## Work instructions:
Pick out each line of the records that includes the string "this", and copy it.

[Lines of data]
++++++++++

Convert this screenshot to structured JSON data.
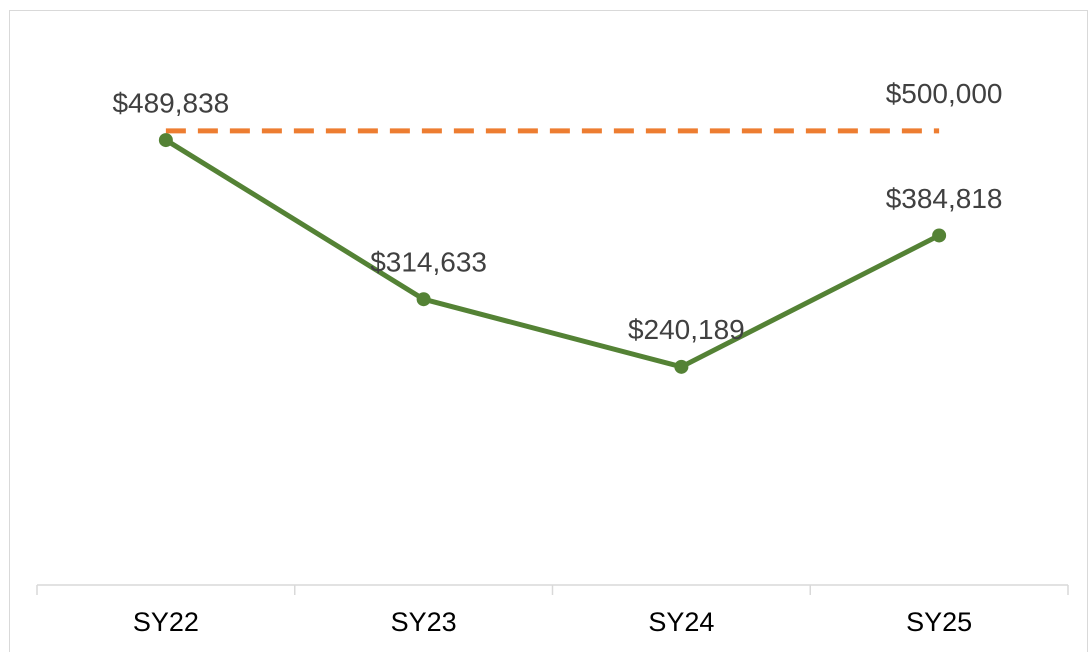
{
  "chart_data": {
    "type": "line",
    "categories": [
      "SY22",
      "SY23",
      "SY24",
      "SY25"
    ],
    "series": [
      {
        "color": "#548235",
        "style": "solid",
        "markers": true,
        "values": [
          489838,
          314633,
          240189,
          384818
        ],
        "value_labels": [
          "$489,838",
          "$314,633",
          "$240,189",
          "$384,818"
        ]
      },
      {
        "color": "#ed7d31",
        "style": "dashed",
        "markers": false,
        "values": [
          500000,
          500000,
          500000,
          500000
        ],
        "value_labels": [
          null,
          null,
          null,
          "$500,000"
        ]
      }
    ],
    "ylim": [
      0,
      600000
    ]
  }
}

++++++++++

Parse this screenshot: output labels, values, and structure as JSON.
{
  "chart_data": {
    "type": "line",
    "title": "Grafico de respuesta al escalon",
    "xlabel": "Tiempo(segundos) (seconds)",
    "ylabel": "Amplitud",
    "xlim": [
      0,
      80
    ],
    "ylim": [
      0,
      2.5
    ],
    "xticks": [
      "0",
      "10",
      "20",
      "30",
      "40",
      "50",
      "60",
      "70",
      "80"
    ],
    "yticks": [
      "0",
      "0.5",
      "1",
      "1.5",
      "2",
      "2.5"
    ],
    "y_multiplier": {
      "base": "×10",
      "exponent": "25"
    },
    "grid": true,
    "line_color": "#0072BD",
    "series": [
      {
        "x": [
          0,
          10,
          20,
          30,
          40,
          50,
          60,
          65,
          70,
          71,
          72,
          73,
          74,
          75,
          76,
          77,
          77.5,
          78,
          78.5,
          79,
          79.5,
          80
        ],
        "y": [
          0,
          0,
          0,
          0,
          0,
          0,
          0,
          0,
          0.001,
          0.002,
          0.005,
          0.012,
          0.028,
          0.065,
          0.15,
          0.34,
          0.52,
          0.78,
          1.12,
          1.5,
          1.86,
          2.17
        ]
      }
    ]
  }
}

++++++++++

## Written answer:
Convert this screenshot to structured JSON data.
Parse this screenshot: output labels, values, and structure as JSON.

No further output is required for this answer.